_EXERCISE GOAL:_
Search the listing below for the string "specify" and show each line that contains it.
Start of DATA SHOWN
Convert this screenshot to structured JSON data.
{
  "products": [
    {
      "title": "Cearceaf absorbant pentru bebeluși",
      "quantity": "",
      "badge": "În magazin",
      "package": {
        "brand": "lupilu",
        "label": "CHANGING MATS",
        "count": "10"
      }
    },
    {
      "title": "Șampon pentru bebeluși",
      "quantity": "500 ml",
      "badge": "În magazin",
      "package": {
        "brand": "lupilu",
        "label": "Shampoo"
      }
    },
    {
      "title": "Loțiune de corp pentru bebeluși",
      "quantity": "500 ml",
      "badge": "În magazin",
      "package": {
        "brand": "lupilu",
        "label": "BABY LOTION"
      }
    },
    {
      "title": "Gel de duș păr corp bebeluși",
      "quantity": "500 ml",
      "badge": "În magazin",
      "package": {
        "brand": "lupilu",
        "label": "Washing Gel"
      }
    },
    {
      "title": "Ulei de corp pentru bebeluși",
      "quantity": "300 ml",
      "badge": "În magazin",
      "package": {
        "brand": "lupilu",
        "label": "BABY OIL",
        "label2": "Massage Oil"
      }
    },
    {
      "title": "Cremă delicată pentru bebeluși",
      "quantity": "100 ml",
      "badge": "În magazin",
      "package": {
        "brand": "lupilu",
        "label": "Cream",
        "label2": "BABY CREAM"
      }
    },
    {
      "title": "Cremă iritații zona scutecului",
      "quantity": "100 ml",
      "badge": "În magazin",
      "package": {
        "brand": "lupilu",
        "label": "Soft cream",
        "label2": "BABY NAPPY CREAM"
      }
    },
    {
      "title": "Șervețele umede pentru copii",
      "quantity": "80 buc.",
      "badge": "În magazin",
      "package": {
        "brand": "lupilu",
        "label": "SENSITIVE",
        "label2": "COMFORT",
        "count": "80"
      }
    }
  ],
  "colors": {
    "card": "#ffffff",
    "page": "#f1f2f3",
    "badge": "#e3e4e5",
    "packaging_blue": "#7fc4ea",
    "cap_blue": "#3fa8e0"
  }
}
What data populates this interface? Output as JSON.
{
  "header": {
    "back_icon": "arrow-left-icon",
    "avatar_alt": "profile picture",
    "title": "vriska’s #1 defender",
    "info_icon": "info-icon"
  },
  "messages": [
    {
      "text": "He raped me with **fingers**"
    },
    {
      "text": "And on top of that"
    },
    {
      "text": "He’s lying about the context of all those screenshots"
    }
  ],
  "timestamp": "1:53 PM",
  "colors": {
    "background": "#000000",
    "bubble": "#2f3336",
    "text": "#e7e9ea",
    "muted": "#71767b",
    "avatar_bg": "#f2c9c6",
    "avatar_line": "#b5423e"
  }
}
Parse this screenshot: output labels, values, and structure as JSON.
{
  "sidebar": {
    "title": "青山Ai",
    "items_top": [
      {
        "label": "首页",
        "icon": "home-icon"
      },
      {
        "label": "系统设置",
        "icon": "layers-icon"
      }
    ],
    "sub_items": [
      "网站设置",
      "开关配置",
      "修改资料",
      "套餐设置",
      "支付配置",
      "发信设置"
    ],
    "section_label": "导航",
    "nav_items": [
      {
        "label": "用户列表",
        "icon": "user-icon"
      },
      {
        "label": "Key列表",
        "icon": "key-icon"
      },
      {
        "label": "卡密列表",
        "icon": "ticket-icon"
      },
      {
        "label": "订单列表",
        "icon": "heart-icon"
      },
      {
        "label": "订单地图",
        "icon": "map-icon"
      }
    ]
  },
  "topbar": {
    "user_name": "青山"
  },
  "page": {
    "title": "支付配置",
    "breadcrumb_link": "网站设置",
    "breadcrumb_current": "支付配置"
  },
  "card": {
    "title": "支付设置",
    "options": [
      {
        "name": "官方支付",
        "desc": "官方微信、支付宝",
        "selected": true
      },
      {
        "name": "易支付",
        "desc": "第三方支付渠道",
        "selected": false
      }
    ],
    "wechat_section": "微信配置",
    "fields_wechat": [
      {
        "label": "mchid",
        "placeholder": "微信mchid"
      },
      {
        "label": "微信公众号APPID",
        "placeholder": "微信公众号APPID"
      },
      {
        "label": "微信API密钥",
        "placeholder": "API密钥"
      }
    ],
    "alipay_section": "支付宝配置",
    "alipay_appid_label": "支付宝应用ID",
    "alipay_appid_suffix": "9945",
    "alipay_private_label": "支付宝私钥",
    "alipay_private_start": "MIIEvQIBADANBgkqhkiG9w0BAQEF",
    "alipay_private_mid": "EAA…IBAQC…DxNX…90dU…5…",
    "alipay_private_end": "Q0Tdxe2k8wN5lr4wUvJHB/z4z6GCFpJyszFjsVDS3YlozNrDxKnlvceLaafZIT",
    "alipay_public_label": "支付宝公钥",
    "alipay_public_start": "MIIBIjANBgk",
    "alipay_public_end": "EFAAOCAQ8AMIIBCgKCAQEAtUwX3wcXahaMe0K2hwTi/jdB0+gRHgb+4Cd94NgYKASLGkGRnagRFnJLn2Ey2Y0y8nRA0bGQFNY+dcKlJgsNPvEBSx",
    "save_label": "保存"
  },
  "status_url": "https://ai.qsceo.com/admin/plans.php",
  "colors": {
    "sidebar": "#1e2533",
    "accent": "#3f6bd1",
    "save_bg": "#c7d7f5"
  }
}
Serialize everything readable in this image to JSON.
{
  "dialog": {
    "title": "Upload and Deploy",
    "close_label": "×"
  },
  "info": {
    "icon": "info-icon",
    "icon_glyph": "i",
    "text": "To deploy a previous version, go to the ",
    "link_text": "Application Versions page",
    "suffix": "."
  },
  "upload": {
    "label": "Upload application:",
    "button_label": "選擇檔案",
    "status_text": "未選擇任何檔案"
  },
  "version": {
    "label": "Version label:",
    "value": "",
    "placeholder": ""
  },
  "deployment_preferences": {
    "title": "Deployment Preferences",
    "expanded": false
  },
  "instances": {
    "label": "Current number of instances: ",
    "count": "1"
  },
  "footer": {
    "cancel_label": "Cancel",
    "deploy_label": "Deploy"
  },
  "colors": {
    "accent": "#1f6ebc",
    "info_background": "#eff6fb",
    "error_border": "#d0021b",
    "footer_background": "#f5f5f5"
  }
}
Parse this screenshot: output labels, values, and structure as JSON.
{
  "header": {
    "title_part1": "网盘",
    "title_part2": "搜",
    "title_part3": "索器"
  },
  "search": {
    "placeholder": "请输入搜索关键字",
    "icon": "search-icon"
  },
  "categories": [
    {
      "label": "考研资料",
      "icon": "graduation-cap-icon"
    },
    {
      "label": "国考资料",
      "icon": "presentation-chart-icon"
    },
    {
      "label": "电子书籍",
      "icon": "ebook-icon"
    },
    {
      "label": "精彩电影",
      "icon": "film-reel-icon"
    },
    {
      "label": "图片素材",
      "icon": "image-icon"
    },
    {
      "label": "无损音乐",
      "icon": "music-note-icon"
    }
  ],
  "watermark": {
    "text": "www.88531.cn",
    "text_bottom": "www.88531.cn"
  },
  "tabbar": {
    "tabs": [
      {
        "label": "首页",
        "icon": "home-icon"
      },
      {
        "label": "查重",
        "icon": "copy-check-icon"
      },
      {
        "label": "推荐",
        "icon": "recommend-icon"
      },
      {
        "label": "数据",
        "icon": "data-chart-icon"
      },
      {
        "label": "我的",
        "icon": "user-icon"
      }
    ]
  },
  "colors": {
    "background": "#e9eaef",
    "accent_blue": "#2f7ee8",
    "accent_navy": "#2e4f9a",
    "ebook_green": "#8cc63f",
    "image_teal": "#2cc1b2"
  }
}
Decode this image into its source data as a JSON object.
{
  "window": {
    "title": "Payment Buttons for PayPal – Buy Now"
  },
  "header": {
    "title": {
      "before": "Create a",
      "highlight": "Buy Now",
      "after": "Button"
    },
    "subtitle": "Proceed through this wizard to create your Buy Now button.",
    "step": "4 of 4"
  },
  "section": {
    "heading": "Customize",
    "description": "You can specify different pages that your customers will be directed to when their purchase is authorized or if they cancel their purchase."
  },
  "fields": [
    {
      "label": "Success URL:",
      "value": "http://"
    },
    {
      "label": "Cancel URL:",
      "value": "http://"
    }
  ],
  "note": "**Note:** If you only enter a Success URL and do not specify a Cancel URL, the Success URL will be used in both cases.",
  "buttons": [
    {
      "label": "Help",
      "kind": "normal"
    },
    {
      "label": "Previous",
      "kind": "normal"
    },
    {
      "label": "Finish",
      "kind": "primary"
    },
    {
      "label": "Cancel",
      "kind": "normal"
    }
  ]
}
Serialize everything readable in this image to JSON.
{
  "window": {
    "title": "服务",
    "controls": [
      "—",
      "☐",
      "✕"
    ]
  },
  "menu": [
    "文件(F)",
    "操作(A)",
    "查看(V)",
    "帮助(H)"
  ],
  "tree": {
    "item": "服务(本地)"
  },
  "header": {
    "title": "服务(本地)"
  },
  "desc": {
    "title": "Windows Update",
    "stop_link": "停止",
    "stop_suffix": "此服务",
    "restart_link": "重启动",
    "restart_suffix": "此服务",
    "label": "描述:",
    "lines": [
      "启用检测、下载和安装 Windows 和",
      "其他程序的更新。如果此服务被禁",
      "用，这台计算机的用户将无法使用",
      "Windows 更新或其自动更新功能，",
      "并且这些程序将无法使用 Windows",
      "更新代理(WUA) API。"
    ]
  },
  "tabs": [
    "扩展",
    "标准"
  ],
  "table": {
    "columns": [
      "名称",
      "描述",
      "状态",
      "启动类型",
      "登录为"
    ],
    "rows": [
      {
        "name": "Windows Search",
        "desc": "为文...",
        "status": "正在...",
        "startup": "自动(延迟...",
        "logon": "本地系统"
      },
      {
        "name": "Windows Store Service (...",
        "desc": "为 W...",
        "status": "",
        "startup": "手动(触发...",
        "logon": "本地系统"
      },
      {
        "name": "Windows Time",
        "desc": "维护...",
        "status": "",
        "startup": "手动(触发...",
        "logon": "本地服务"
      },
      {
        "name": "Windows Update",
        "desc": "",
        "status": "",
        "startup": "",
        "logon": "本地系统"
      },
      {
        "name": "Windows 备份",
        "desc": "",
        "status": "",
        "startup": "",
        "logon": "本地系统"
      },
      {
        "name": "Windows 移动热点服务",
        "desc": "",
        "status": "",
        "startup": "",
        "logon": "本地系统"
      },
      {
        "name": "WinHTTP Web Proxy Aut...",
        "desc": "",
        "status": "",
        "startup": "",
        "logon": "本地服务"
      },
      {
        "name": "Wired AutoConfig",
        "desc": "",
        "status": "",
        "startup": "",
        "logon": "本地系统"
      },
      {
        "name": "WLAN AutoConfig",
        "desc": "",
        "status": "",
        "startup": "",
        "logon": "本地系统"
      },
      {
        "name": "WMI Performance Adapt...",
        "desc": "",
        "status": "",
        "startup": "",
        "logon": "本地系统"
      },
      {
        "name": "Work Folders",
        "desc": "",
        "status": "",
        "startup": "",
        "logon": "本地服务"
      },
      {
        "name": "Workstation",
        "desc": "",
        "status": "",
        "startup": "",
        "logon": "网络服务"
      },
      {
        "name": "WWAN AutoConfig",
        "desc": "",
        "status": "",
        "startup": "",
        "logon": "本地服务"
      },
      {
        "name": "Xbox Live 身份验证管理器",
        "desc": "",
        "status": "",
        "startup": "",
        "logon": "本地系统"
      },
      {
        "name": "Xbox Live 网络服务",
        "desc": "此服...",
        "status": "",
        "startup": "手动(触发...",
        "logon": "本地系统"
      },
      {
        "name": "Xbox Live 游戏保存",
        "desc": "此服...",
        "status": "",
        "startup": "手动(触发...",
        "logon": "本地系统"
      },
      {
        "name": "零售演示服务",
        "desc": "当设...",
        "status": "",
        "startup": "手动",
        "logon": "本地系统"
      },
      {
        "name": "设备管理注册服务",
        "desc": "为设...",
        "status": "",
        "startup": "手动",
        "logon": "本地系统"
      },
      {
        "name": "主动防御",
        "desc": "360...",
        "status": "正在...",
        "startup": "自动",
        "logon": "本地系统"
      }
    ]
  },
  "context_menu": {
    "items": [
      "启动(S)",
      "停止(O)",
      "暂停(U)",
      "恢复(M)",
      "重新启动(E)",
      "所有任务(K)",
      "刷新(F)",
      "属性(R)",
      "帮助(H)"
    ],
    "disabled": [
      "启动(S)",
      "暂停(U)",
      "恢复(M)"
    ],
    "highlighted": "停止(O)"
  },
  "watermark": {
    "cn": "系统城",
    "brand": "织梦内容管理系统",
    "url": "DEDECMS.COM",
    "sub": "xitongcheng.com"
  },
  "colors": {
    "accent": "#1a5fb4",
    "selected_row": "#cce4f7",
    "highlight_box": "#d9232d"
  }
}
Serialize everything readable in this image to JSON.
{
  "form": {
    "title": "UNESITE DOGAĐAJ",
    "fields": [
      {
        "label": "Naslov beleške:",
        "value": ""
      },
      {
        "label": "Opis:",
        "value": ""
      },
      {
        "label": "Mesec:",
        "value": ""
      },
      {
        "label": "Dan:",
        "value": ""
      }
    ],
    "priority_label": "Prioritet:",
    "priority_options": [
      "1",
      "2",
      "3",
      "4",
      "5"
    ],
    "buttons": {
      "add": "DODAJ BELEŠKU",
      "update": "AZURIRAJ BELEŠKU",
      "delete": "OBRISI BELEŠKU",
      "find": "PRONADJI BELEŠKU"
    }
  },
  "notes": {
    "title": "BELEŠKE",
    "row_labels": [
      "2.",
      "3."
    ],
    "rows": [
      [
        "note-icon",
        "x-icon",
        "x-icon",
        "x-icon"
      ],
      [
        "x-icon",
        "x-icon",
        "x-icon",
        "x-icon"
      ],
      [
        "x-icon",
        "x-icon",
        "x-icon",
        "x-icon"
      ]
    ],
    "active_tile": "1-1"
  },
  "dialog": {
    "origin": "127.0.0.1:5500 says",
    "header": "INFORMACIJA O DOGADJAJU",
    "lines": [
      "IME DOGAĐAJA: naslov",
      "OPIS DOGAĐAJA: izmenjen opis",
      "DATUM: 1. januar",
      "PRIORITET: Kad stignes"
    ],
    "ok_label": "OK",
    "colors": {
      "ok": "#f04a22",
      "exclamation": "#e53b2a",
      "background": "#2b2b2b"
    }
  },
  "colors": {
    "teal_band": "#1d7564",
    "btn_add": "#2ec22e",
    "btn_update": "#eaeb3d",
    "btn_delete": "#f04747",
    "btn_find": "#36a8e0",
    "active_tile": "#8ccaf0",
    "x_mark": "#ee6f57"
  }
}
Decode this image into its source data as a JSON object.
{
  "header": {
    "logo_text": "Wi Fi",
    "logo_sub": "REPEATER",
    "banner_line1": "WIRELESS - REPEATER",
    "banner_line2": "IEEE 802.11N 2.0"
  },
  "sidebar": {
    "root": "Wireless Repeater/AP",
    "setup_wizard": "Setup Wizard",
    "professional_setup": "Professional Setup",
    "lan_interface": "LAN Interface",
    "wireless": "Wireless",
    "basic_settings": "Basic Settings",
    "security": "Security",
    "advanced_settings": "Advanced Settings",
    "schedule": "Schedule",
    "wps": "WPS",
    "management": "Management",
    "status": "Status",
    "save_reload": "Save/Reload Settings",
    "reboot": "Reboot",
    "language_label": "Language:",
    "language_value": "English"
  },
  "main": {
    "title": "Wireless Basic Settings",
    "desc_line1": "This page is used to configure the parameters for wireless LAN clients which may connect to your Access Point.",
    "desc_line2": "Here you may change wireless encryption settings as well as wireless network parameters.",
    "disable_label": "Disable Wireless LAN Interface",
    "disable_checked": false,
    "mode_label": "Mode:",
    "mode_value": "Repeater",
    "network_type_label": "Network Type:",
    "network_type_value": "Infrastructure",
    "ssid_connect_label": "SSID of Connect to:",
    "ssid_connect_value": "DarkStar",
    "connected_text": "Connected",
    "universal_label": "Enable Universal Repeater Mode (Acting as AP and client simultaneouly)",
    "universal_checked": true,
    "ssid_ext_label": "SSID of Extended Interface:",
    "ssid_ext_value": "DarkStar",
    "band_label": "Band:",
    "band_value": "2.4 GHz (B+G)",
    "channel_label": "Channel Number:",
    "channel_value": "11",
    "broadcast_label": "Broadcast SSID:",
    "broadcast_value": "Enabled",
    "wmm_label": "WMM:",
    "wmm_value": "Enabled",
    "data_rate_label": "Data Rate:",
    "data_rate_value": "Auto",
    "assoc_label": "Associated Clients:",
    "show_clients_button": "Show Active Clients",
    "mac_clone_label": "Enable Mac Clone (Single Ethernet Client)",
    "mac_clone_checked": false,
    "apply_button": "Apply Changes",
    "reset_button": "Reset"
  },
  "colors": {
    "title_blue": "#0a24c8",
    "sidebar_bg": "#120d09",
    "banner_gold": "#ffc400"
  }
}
End of DATA SHOWN
_OUTPUT:_
    "description": "You can specify different pages that your customers will be directed to when their purchase is authorized or if they cancel their purchase."
  "note": "**Note:** If you only enter a Success URL and do not specify a Cancel URL, the Success URL will be used in both cases.",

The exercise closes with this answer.